*Requirement:* Copy out the entries in full and with complete accuracy; pictures are excluded.

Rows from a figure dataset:
+ + +

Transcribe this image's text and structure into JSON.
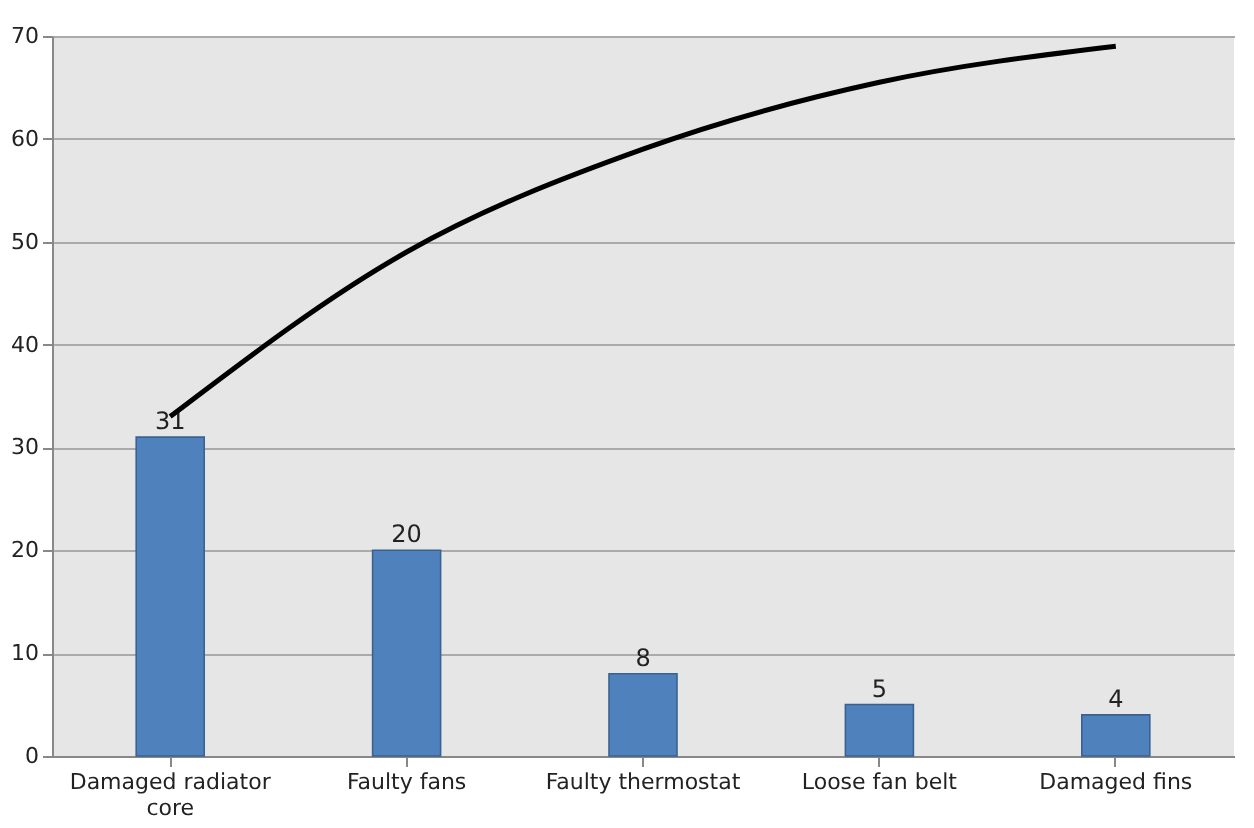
{
  "chart_data": {
    "type": "bar",
    "categories": [
      "Damaged radiator core",
      "Faulty fans",
      "Faulty thermostat",
      "Loose fan belt",
      "Damaged fins"
    ],
    "series": [
      {
        "color": "#4f81bd",
        "values": [
          31,
          20,
          8,
          5,
          4
        ],
        "value_labels": [
          "31",
          "20",
          "8",
          "5",
          "4"
        ]
      },
      {
        "type": "line",
        "color": "#000000",
        "values": [
          33,
          49,
          59,
          65.5,
          69
        ]
      }
    ],
    "ylim": [
      0,
      70
    ],
    "yticks": [
      0,
      10,
      20,
      30,
      40,
      50,
      60,
      70
    ],
    "grid": "y"
  }
}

+ + +

*Answer to this problem:*
Transcribe this image's text and structure into JSON.
{
  "chart_data": {
    "type": "bar",
    "categories": [
      "Damaged radiator core",
      "Faulty fans",
      "Faulty thermostat",
      "Loose fan belt",
      "Damaged fins"
    ],
    "series": [
      {
        "color": "#4f81bd",
        "values": [
          31,
          20,
          8,
          5,
          4
        ],
        "value_labels": [
          "31",
          "20",
          "8",
          "5",
          "4"
        ]
      },
      {
        "type": "line",
        "color": "#000000",
        "values": [
          33,
          49,
          59,
          65.5,
          69
        ]
      }
    ],
    "ylim": [
      0,
      70
    ],
    "yticks": [
      0,
      10,
      20,
      30,
      40,
      50,
      60,
      70
    ],
    "grid": "y"
  }
}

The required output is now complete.